OBJECTIVE: Which lines below contain the string "women"? Find and copy every one of them.

DATASET ENTRIES:
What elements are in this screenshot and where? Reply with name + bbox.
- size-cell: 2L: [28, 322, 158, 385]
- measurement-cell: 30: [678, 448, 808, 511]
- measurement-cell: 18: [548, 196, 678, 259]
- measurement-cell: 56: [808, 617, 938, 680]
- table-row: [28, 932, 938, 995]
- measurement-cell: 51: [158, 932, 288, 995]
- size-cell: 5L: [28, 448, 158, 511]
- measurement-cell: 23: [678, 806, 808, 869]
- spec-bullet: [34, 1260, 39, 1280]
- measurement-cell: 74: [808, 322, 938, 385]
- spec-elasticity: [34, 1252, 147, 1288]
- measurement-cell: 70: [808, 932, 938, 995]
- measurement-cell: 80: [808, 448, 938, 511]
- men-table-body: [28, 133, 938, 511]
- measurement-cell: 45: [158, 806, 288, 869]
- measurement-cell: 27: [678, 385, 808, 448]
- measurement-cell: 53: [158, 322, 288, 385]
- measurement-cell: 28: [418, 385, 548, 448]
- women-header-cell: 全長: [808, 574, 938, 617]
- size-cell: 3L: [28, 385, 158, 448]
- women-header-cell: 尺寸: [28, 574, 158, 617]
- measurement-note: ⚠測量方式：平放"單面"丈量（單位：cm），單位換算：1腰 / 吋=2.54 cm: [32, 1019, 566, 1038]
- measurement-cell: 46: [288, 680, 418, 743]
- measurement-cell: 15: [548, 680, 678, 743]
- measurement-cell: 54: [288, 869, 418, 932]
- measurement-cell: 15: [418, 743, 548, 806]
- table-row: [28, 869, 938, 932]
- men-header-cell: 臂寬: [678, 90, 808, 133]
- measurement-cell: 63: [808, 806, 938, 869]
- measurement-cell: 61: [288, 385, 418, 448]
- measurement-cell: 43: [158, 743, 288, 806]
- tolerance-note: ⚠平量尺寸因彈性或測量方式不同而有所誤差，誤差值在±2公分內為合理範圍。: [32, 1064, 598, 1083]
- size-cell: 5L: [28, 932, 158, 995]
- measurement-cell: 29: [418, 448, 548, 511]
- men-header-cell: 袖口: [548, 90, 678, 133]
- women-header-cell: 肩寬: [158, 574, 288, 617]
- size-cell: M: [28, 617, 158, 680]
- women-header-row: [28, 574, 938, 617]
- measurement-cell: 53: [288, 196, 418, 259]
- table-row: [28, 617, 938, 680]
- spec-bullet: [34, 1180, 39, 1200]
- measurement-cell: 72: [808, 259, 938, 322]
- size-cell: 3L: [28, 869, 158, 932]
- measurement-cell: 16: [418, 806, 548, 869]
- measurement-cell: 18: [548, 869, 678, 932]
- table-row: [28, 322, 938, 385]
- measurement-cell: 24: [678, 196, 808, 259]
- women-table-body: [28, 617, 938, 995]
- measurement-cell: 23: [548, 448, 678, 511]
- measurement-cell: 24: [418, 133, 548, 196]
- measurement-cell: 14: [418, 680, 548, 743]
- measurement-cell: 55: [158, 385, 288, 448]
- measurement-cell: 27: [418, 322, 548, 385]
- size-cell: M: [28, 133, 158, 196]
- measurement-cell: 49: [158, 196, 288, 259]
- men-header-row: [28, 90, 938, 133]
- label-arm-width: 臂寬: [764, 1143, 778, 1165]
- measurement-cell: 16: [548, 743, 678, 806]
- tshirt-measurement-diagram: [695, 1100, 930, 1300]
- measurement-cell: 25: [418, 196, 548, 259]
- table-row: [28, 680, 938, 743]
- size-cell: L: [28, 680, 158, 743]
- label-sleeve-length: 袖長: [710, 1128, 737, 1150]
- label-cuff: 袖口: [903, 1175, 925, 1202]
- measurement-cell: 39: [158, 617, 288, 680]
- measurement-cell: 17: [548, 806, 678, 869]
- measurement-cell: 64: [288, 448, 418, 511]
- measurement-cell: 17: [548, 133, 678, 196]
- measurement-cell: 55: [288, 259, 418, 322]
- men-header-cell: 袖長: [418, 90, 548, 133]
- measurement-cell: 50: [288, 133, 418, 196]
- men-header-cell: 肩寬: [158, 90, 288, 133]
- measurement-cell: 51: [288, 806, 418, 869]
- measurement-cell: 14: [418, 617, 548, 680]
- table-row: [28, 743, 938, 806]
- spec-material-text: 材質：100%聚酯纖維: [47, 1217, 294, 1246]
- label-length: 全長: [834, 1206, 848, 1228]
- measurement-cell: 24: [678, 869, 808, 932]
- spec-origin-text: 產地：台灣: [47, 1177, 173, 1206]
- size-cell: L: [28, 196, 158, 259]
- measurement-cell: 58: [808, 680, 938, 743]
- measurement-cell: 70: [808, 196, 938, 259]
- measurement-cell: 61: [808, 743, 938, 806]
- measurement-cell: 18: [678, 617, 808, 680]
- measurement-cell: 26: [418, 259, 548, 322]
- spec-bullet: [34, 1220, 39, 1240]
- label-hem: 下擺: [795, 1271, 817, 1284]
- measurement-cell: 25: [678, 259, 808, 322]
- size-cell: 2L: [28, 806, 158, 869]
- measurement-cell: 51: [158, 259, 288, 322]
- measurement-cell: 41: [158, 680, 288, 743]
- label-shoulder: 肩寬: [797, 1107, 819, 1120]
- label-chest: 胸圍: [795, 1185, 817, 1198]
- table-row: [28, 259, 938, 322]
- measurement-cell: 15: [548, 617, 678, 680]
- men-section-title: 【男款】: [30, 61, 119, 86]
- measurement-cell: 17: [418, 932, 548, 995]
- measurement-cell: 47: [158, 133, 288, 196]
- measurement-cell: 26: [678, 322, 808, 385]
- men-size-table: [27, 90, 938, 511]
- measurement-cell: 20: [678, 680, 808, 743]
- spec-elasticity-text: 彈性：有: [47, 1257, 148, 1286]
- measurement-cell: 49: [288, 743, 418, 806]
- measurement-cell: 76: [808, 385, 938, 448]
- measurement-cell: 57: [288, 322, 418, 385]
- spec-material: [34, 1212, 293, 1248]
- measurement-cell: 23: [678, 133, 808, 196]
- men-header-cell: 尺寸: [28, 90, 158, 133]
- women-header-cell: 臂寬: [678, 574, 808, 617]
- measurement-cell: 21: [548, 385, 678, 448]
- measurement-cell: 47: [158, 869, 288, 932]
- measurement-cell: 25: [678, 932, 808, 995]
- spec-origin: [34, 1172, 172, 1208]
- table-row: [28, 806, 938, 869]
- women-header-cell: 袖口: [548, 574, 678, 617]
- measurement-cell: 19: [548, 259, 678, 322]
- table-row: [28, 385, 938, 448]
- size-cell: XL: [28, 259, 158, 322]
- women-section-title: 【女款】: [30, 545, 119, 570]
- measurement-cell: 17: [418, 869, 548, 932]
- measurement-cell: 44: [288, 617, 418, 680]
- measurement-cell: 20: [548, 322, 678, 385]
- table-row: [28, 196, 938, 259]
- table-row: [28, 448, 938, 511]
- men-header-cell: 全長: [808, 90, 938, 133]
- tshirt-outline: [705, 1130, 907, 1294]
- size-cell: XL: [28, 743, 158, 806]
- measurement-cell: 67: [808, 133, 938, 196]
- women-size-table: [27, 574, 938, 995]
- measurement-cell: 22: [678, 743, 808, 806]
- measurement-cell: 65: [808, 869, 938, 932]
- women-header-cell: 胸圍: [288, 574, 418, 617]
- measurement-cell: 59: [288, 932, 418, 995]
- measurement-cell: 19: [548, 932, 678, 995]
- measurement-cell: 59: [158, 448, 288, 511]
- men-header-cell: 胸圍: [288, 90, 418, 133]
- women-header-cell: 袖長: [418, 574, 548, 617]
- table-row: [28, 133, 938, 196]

TASK OUTPUT:
- women-header-cell: 全長: [808, 574, 938, 617]
- women-header-cell: 尺寸: [28, 574, 158, 617]
- women-header-cell: 肩寬: [158, 574, 288, 617]
- women-header-row: [28, 574, 938, 617]
- women-table-body: [28, 617, 938, 995]
- women-header-cell: 臂寬: [678, 574, 808, 617]
- women-header-cell: 袖口: [548, 574, 678, 617]
- women-section-title: 【女款】: [30, 545, 119, 570]
- women-size-table: [27, 574, 938, 995]
- women-header-cell: 胸圍: [288, 574, 418, 617]
- women-header-cell: 袖長: [418, 574, 548, 617]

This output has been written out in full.